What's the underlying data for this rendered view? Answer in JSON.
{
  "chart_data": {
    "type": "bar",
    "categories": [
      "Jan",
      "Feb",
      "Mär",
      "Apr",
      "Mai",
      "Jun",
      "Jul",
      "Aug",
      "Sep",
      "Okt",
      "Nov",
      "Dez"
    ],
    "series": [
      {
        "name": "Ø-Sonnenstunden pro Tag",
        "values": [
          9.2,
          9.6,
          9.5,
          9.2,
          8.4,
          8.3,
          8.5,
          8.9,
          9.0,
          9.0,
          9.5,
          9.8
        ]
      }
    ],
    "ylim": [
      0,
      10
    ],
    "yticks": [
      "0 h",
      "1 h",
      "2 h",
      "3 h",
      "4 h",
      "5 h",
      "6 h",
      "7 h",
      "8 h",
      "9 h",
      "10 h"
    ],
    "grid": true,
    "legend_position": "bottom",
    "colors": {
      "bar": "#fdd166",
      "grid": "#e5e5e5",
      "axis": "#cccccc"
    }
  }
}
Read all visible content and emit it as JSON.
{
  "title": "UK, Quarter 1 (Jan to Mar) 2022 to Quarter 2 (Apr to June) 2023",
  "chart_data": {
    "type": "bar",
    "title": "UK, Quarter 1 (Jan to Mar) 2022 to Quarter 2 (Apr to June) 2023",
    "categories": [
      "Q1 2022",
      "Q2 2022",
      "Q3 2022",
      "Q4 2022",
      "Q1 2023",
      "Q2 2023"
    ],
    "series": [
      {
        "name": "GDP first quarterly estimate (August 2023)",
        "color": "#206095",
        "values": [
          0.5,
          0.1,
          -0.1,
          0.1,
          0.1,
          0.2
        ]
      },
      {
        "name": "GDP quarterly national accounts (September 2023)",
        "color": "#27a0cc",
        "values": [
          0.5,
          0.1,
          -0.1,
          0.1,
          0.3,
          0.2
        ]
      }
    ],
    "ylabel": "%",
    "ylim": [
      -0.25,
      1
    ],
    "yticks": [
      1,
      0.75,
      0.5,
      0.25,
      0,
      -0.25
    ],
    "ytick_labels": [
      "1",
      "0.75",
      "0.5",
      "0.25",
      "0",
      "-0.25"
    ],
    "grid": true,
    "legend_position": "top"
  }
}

---*---

Your goal
Repeat the entries exactly, all of them.

Answer for the task
What's the underlying data for this rendered view? Answer in JSON.
{
  "chart_data": {
    "type": "bar",
    "categories": [
      "Jan",
      "Feb",
      "Mär",
      "Apr",
      "Mai",
      "Jun",
      "Jul",
      "Aug",
      "Sep",
      "Okt",
      "Nov",
      "Dez"
    ],
    "series": [
      {
        "name": "Ø-Sonnenstunden pro Tag",
        "values": [
          9.2,
          9.6,
          9.5,
          9.2,
          8.4,
          8.3,
          8.5,
          8.9,
          9.0,
          9.0,
          9.5,
          9.8
        ]
      }
    ],
    "ylim": [
      0,
      10
    ],
    "yticks": [
      "0 h",
      "1 h",
      "2 h",
      "3 h",
      "4 h",
      "5 h",
      "6 h",
      "7 h",
      "8 h",
      "9 h",
      "10 h"
    ],
    "grid": true,
    "legend_position": "bottom",
    "colors": {
      "bar": "#fdd166",
      "grid": "#e5e5e5",
      "axis": "#cccccc"
    }
  }
}
Read all visible content and emit it as JSON.
{
  "title": "UK, Quarter 1 (Jan to Mar) 2022 to Quarter 2 (Apr to June) 2023",
  "chart_data": {
    "type": "bar",
    "title": "UK, Quarter 1 (Jan to Mar) 2022 to Quarter 2 (Apr to June) 2023",
    "categories": [
      "Q1 2022",
      "Q2 2022",
      "Q3 2022",
      "Q4 2022",
      "Q1 2023",
      "Q2 2023"
    ],
    "series": [
      {
        "name": "GDP first quarterly estimate (August 2023)",
        "color": "#206095",
        "values": [
          0.5,
          0.1,
          -0.1,
          0.1,
          0.1,
          0.2
        ]
      },
      {
        "name": "GDP quarterly national accounts (September 2023)",
        "color": "#27a0cc",
        "values": [
          0.5,
          0.1,
          -0.1,
          0.1,
          0.3,
          0.2
        ]
      }
    ],
    "ylabel": "%",
    "ylim": [
      -0.25,
      1
    ],
    "yticks": [
      1,
      0.75,
      0.5,
      0.25,
      0,
      -0.25
    ],
    "ytick_labels": [
      "1",
      "0.75",
      "0.5",
      "0.25",
      "0",
      "-0.25"
    ],
    "grid": true,
    "legend_position": "top"
  }
}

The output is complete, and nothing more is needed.